» Records for processing

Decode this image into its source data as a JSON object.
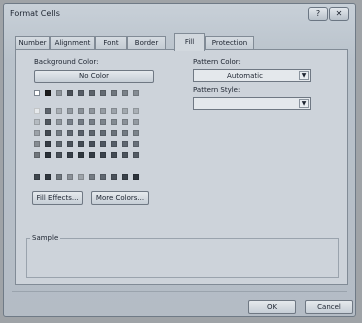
{
  "window": {
    "title": "Format Cells",
    "help_glyph": "?",
    "close_glyph": "✕"
  },
  "tabs": [
    {
      "label": "Number",
      "active": false
    },
    {
      "label": "Alignment",
      "active": false
    },
    {
      "label": "Font",
      "active": false
    },
    {
      "label": "Border",
      "active": false
    },
    {
      "label": "Fill",
      "active": true
    },
    {
      "label": "Protection",
      "active": false
    }
  ],
  "fill": {
    "background_color_label": "Background Color:",
    "no_color_label": "No Color",
    "fill_effects_label": "Fill Effects...",
    "more_colors_label": "More Colors...",
    "pattern_color_label": "Pattern Color:",
    "pattern_color_value": "Automatic",
    "pattern_style_label": "Pattern Style:",
    "pattern_style_value": "",
    "sample_label": "Sample"
  },
  "palette": {
    "top_row": [
      "#ffffff",
      "#1c1c1c",
      "#8e949a",
      "#4a5058",
      "#565d66",
      "#5c636b",
      "#646b73",
      "#6f767d",
      "#7a8188",
      "#858c93"
    ],
    "theme_rows": [
      [
        "#e6e9ec",
        "#5d646c",
        "#a8aeb4",
        "#9299a0",
        "#8a9198",
        "#8e959c",
        "#959ca3",
        "#9ba2a9",
        "#a1a8ae",
        "#a9afb5"
      ],
      [
        "#b5bbc1",
        "#50575f",
        "#8f969d",
        "#78808a",
        "#737b84",
        "#767e87",
        "#7c848c",
        "#838b92",
        "#8a9198",
        "#939aa1"
      ],
      [
        "#9ca2a8",
        "#434a52",
        "#747c84",
        "#5f6770",
        "#59616a",
        "#5d656e",
        "#636b74",
        "#6a727a",
        "#737b83",
        "#7c848b"
      ],
      [
        "#868c92",
        "#363d45",
        "#5d656e",
        "#4a525b",
        "#444c55",
        "#48505a",
        "#4f5761",
        "#565e68",
        "#5f6770",
        "#687079"
      ],
      [
        "#6f757b",
        "#293038",
        "#474f58",
        "#363e47",
        "#30383f",
        "#343c45",
        "#3b434c",
        "#434b54",
        "#4b535c",
        "#545c65"
      ]
    ],
    "standard_row": [
      "#3f464e",
      "#2f363e",
      "#6e757c",
      "#8a9097",
      "#9da3a9",
      "#747b83",
      "#5f6770",
      "#4a525b",
      "#3a424b",
      "#2d343c"
    ]
  },
  "footer": {
    "ok_label": "OK",
    "cancel_label": "Cancel"
  }
}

» What to do
All lines above must be repeated exactly, and the pictures must be omitted.

» Completed exercise
Decode this image into its source data as a JSON object.
{
  "window": {
    "title": "Format Cells",
    "help_glyph": "?",
    "close_glyph": "✕"
  },
  "tabs": [
    {
      "label": "Number",
      "active": false
    },
    {
      "label": "Alignment",
      "active": false
    },
    {
      "label": "Font",
      "active": false
    },
    {
      "label": "Border",
      "active": false
    },
    {
      "label": "Fill",
      "active": true
    },
    {
      "label": "Protection",
      "active": false
    }
  ],
  "fill": {
    "background_color_label": "Background Color:",
    "no_color_label": "No Color",
    "fill_effects_label": "Fill Effects...",
    "more_colors_label": "More Colors...",
    "pattern_color_label": "Pattern Color:",
    "pattern_color_value": "Automatic",
    "pattern_style_label": "Pattern Style:",
    "pattern_style_value": "",
    "sample_label": "Sample"
  },
  "palette": {
    "top_row": [
      "#ffffff",
      "#1c1c1c",
      "#8e949a",
      "#4a5058",
      "#565d66",
      "#5c636b",
      "#646b73",
      "#6f767d",
      "#7a8188",
      "#858c93"
    ],
    "theme_rows": [
      [
        "#e6e9ec",
        "#5d646c",
        "#a8aeb4",
        "#9299a0",
        "#8a9198",
        "#8e959c",
        "#959ca3",
        "#9ba2a9",
        "#a1a8ae",
        "#a9afb5"
      ],
      [
        "#b5bbc1",
        "#50575f",
        "#8f969d",
        "#78808a",
        "#737b84",
        "#767e87",
        "#7c848c",
        "#838b92",
        "#8a9198",
        "#939aa1"
      ],
      [
        "#9ca2a8",
        "#434a52",
        "#747c84",
        "#5f6770",
        "#59616a",
        "#5d656e",
        "#636b74",
        "#6a727a",
        "#737b83",
        "#7c848b"
      ],
      [
        "#868c92",
        "#363d45",
        "#5d656e",
        "#4a525b",
        "#444c55",
        "#48505a",
        "#4f5761",
        "#565e68",
        "#5f6770",
        "#687079"
      ],
      [
        "#6f757b",
        "#293038",
        "#474f58",
        "#363e47",
        "#30383f",
        "#343c45",
        "#3b434c",
        "#434b54",
        "#4b535c",
        "#545c65"
      ]
    ],
    "standard_row": [
      "#3f464e",
      "#2f363e",
      "#6e757c",
      "#8a9097",
      "#9da3a9",
      "#747b83",
      "#5f6770",
      "#4a525b",
      "#3a424b",
      "#2d343c"
    ]
  },
  "footer": {
    "ok_label": "OK",
    "cancel_label": "Cancel"
  }
}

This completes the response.